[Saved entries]

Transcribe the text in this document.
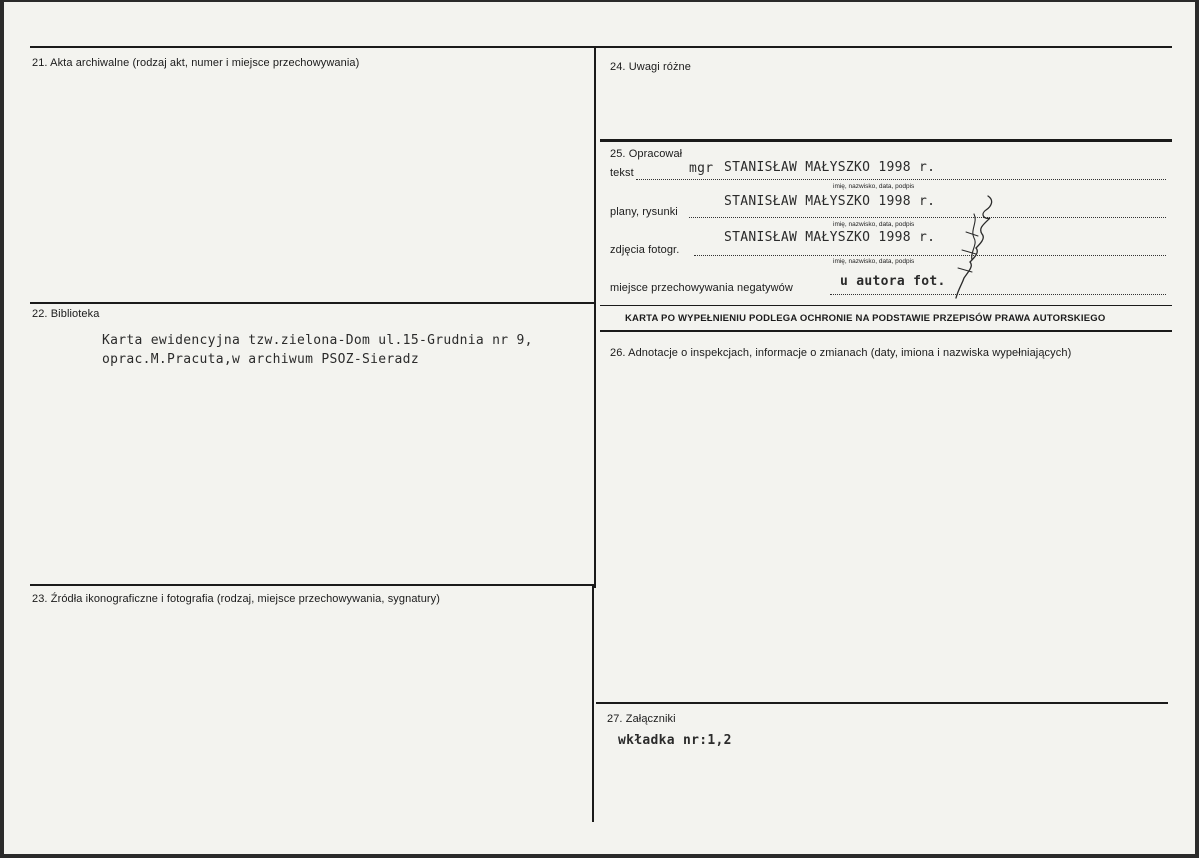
21. Akta archiwalne (rodzaj akt, numer i miejsce przechowywania)
22. Biblioteka
Karta ewidencyjna tzw.zielona-Dom ul.15-Grudnia nr 9,
oprac.M.Pracuta,w archiwum PSOZ-Sieradz
23. Źródła ikonograficzne i fotografia (rodzaj, miejsce przechowywania, sygnatury)
24. Uwagi różne
25. Opracował
tekst	mgr STANISŁAW MAŁYSZKO 1998 r.
imię, nazwisko, data, podpis
plany, rysunki
STANISŁAW MAŁYSZKO 1998 r.
imię, nazwisko, data, podpis
zdjęcia fotogr.
STANISŁAW MAŁYSZKO 1998 r.
imię, nazwisko, data, podpis
miejsce przechowywania negatywów	u autora fot.
KARTA PO WYPEŁNIENIU PODLEGA OCHRONIE NA PODSTAWIE PRZEPISÓW PRAWA AUTORSKIEGO
26. Adnotacje o inspekcjach, informacje o zmianach (daty, imiona i nazwiska wypełniających)
27. Załączniki
wkładka nr:1,2
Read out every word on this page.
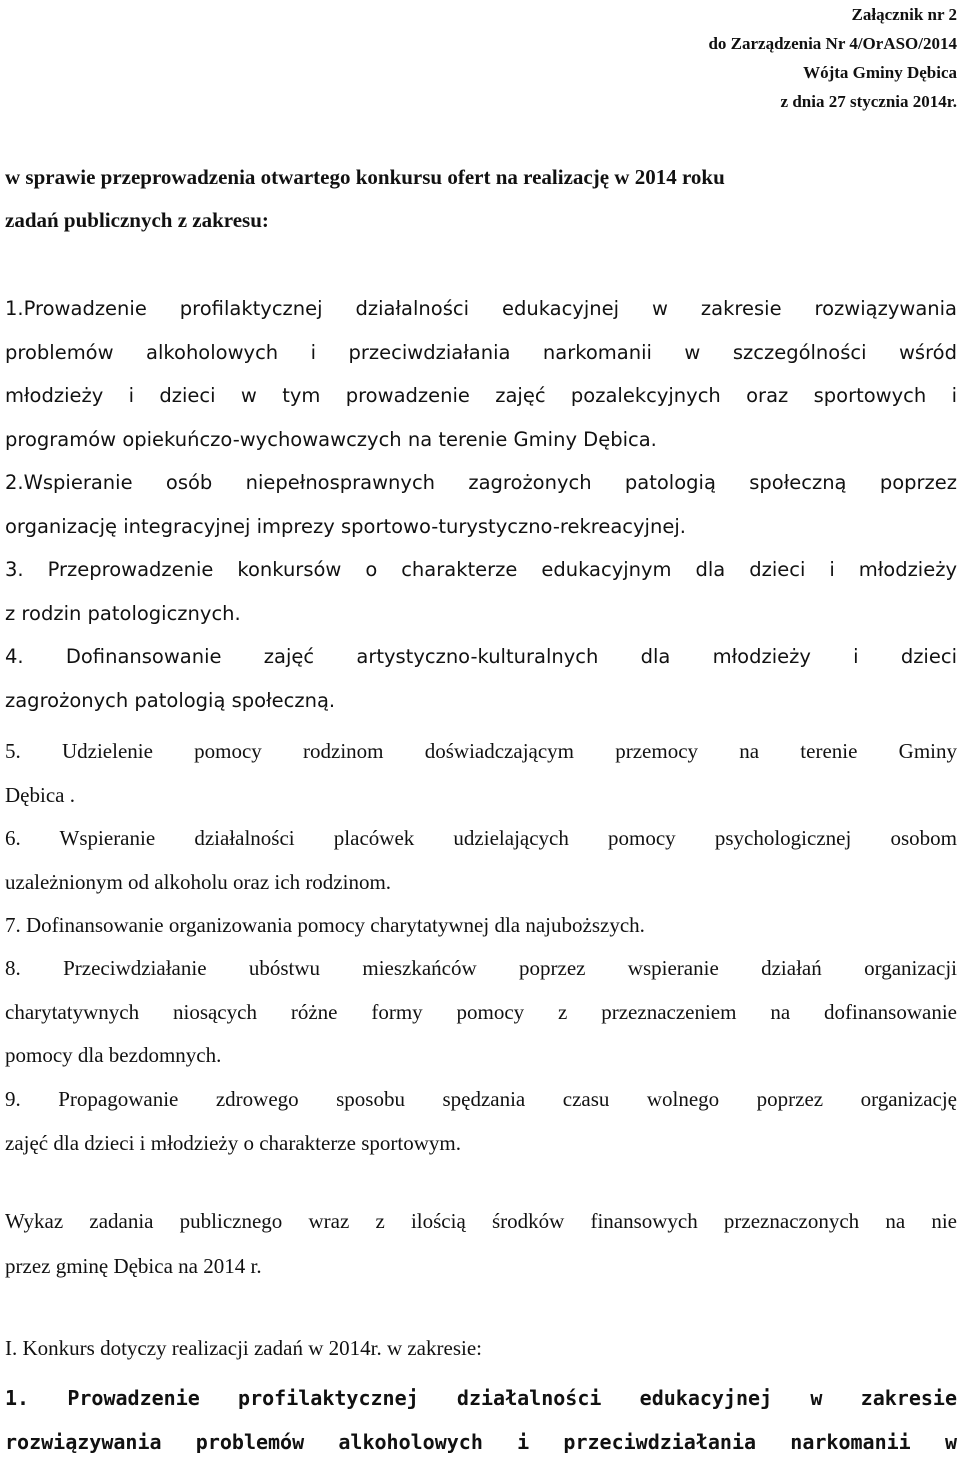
Załącznik nr 2
do Zarządzenia Nr 4/OrASO/2014
Wójta Gminy Dębica
z dnia 27 stycznia 2014r.
w sprawie przeprowadzenia otwartego konkursu ofert na realizację w 2014 roku
zadań publicznych z zakresu:
1.Prowadzenie profilaktycznej działalności edukacyjnej w zakresie rozwiązywania
problemów alkoholowych i przeciwdziałania narkomanii w szczególności wśród
młodzieży i dzieci w tym prowadzenie zajęć pozalekcyjnych oraz sportowych i
programów opiekuńczo-wychowawczych na terenie Gminy Dębica.
2.Wspieranie osób niepełnosprawnych zagrożonych patologią społeczną poprzez
organizację integracyjnej imprezy sportowo-turystyczno-rekreacyjnej.
3. Przeprowadzenie konkursów o charakterze edukacyjnym dla dzieci i młodzieży
z rodzin patologicznych.
4. Dofinansowanie zajęć artystyczno-kulturalnych dla młodzieży i dzieci
zagrożonych patologią społeczną.
5. Udzielenie pomocy rodzinom doświadczającym przemocy na terenie Gminy
Dębica .
6. Wspieranie działalności placówek udzielających pomocy psychologicznej osobom
uzależnionym od alkoholu oraz ich rodzinom.
7. Dofinansowanie organizowania pomocy charytatywnej dla najuboższych.
8. Przeciwdziałanie ubóstwu mieszkańców poprzez wspieranie działań organizacji
charytatywnych niosących różne formy pomocy z przeznaczeniem na dofinansowanie
pomocy dla bezdomnych.
9. Propagowanie zdrowego sposobu spędzania czasu wolnego poprzez organizację
zajęć dla dzieci i młodzieży o charakterze sportowym.
Wykaz zadania publicznego wraz z ilością środków finansowych przeznaczonych na nie
przez gminę Dębica na 2014 r.
I. Konkurs dotyczy realizacji zadań w 2014r. w zakresie:
1. Prowadzenie profilaktycznej działalności edukacyjnej w zakresie
rozwiązywania problemów alkoholowych i przeciwdziałania narkomanii w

# [What to produce]
Reproduce each entry verbatim, excluding any embedded images.

# [Problem solution]
Transcribe the text in this document.
21. Akta archiwalne (rodzaj akt, numer i miejsce przechowywania)
22. Biblioteka
Karta ewidencyjna tzw.zielona-Dom ul.15-Grudnia nr 9,
oprac.M.Pracuta,w archiwum PSOZ-Sieradz
23. Źródła ikonograficzne i fotografia (rodzaj, miejsce przechowywania, sygnatury)
24. Uwagi różne
25. Opracował
tekst	mgr STANISŁAW MAŁYSZKO 1998 r.
imię, nazwisko, data, podpis
plany, rysunki
STANISŁAW MAŁYSZKO 1998 r.
imię, nazwisko, data, podpis
zdjęcia fotogr.
STANISŁAW MAŁYSZKO 1998 r.
imię, nazwisko, data, podpis
miejsce przechowywania negatywów	u autora fot.
KARTA PO WYPEŁNIENIU PODLEGA OCHRONIE NA PODSTAWIE PRZEPISÓW PRAWA AUTORSKIEGO
26. Adnotacje o inspekcjach, informacje o zmianach (daty, imiona i nazwiska wypełniających)
27. Załączniki
wkładka nr:1,2
Read out every word on this page.
Załącznik nr 2
do Zarządzenia Nr 4/OrASO/2014
Wójta Gminy Dębica
z dnia 27 stycznia 2014r.
w sprawie przeprowadzenia otwartego konkursu ofert na realizację w 2014 roku
zadań publicznych z zakresu:
1.Prowadzenie profilaktycznej działalności edukacyjnej w zakresie rozwiązywania
problemów alkoholowych i przeciwdziałania narkomanii w szczególności wśród
młodzieży i dzieci w tym prowadzenie zajęć pozalekcyjnych oraz sportowych i
programów opiekuńczo-wychowawczych na terenie Gminy Dębica.
2.Wspieranie osób niepełnosprawnych zagrożonych patologią społeczną poprzez
organizację integracyjnej imprezy sportowo-turystyczno-rekreacyjnej.
3. Przeprowadzenie konkursów o charakterze edukacyjnym dla dzieci i młodzieży
z rodzin patologicznych.
4. Dofinansowanie zajęć artystyczno-kulturalnych dla młodzieży i dzieci
zagrożonych patologią społeczną.
5. Udzielenie pomocy rodzinom doświadczającym przemocy na terenie Gminy
Dębica .
6. Wspieranie działalności placówek udzielających pomocy psychologicznej osobom
uzależnionym od alkoholu oraz ich rodzinom.
7. Dofinansowanie organizowania pomocy charytatywnej dla najuboższych.
8. Przeciwdziałanie ubóstwu mieszkańców poprzez wspieranie działań organizacji
charytatywnych niosących różne formy pomocy z przeznaczeniem na dofinansowanie
pomocy dla bezdomnych.
9. Propagowanie zdrowego sposobu spędzania czasu wolnego poprzez organizację
zajęć dla dzieci i młodzieży o charakterze sportowym.
Wykaz zadania publicznego wraz z ilością środków finansowych przeznaczonych na nie
przez gminę Dębica na 2014 r.
I. Konkurs dotyczy realizacji zadań w 2014r. w zakresie:
1. Prowadzenie profilaktycznej działalności edukacyjnej w zakresie
rozwiązywania problemów alkoholowych i przeciwdziałania narkomanii w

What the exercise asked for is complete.